■ **Given problem**: Select each line where the word "student" appears.

Data records
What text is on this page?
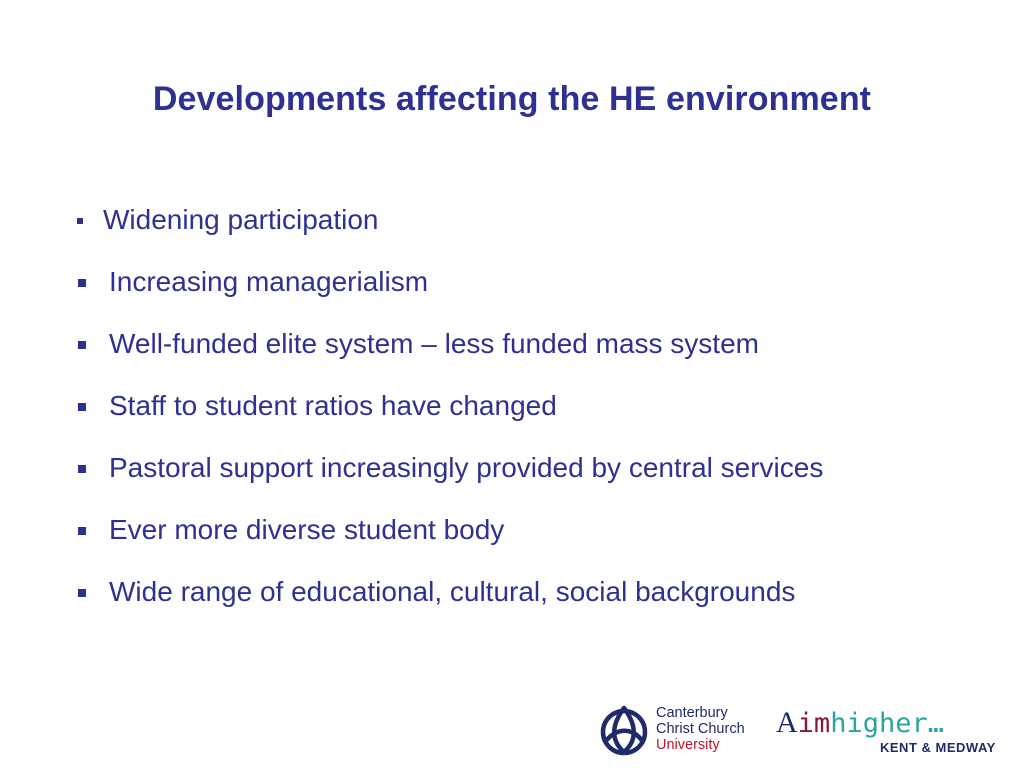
Developments affecting the HE environment
Widening participation
Increasing managerialism
Well-funded elite system – less funded mass system
Staff to student ratios have changed
Pastoral support increasingly provided by central services
Ever more diverse student body
Wide range of educational, cultural, social backgrounds
Canterbury
Christ Church
University
Aimhigher…
KENT & MEDWAY
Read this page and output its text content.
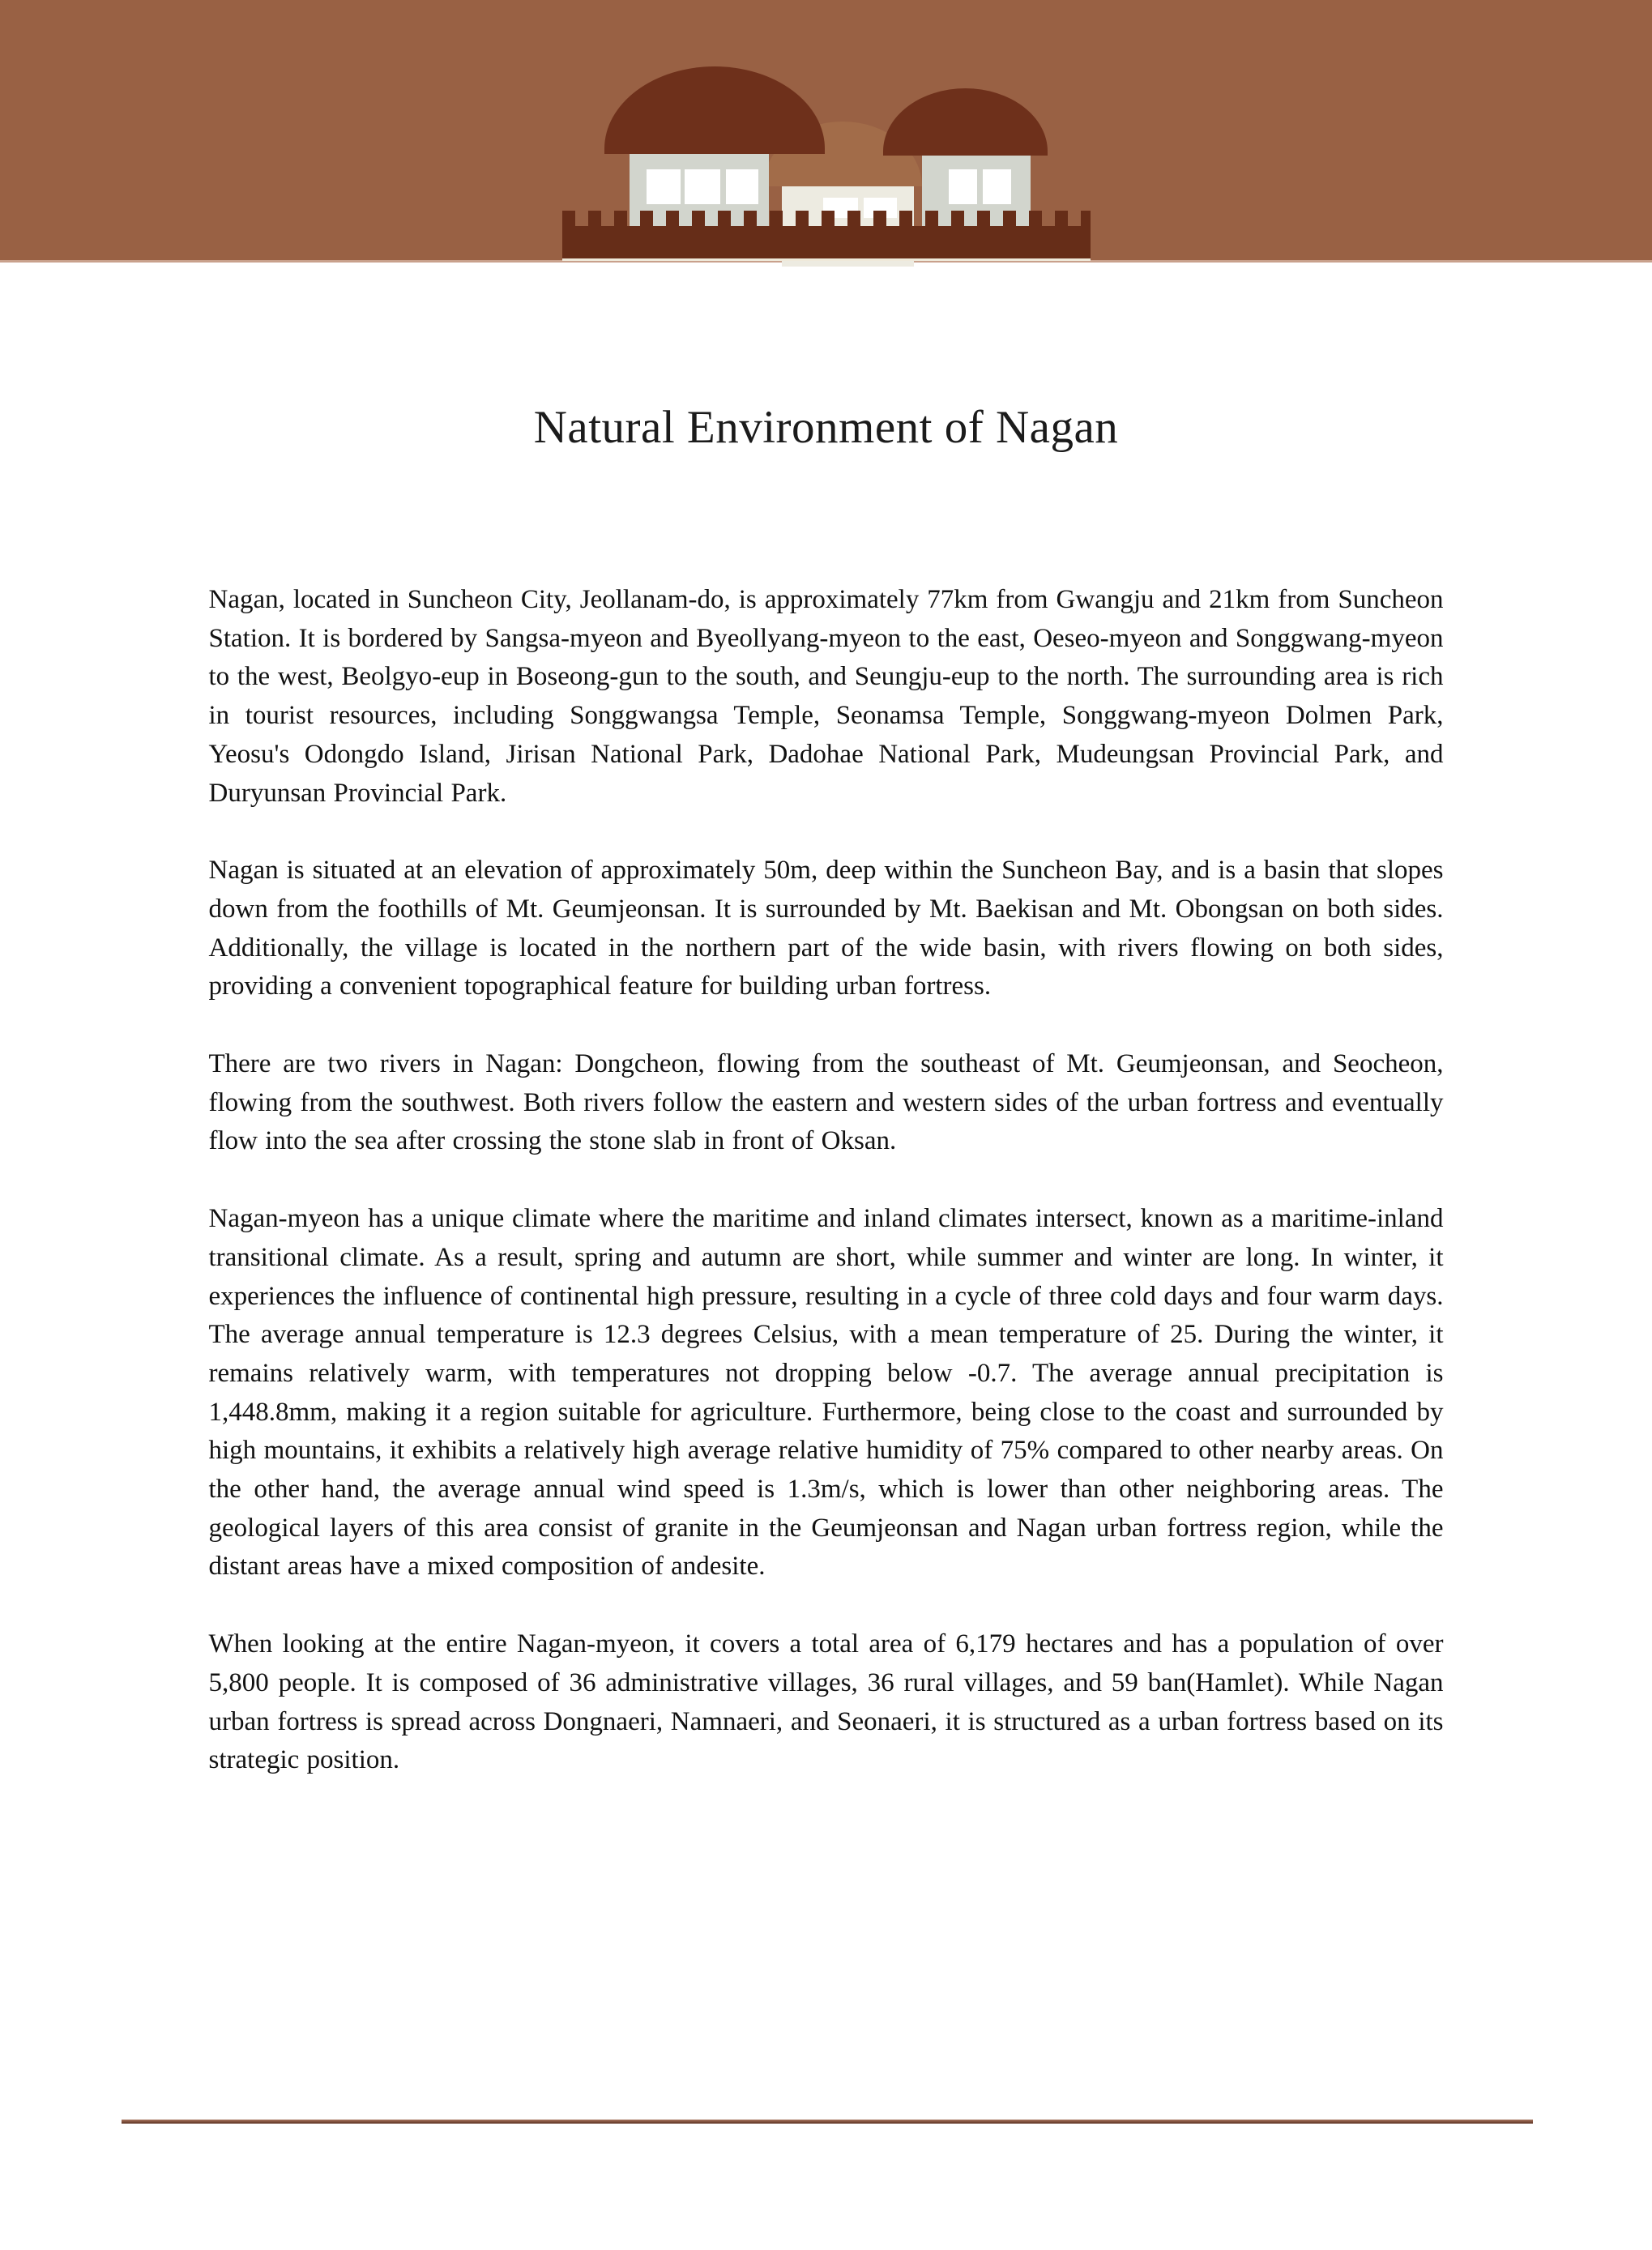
Natural Environment of Nagan

Nagan, located in Suncheon City, Jeollanam-do, is approximately 77km from Gwangju and 21km from Suncheon Station. It is bordered by Sangsa-myeon and Byeollyang-myeon to the east, Oeseo-myeon and Songgwang-myeon to the west, Beolgyo-eup in Boseong-gun to the south, and Seungju-eup to the north. The surrounding area is rich in tourist resources, including Songgwangsa Temple, Seonamsa Temple, Songgwang-myeon Dolmen Park, Yeosu's Odongdo Island, Jirisan National Park, Dadohae National Park, Mudeungsan Provincial Park, and Duryunsan Provincial Park.

Nagan is situated at an elevation of approximately 50m, deep within the Suncheon Bay, and is a basin that slopes down from the foothills of Mt. Geumjeonsan. It is surrounded by Mt. Baekisan and Mt. Obongsan on both sides. Additionally, the village is located in the northern part of the wide basin, with rivers flowing on both sides, providing a convenient topographical feature for building urban fortress.

There are two rivers in Nagan: Dongcheon, flowing from the southeast of Mt. Geumjeonsan, and Seocheon, flowing from the southwest. Both rivers follow the eastern and western sides of the urban fortress and eventually flow into the sea after crossing the stone slab in front of Oksan.

Nagan-myeon has a unique climate where the maritime and inland climates intersect, known as a maritime-inland transitional climate. As a result, spring and autumn are short, while summer and winter are long. In winter, it experiences the influence of continental high pressure, resulting in a cycle of three cold days and four warm days. The average annual temperature is 12.3 degrees Celsius, with a mean temperature of 25. During the winter, it remains relatively warm, with temperatures not dropping below -0.7. The average annual precipitation is 1,448.8mm, making it a region suitable for agriculture. Furthermore, being close to the coast and surrounded by high mountains, it exhibits a relatively high average relative humidity of 75% compared to other nearby areas. On the other hand, the average annual wind speed is 1.3m/s, which is lower than other neighboring areas. The geological layers of this area consist of granite in the Geumjeonsan and Nagan urban fortress region, while the distant areas have a mixed composition of andesite.

When looking at the entire Nagan-myeon, it covers a total area of 6,179 hectares and has a population of over 5,800 people. It is composed of 36 administrative villages, 36 rural villages, and 59 ban(Hamlet). While Nagan urban fortress is spread across Dongnaeri, Namnaeri, and Seonaeri, it is structured as a urban fortress based on its strategic position.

■ **Answer to this problem**:
Staff to student ratios have changed
Ever more diverse student body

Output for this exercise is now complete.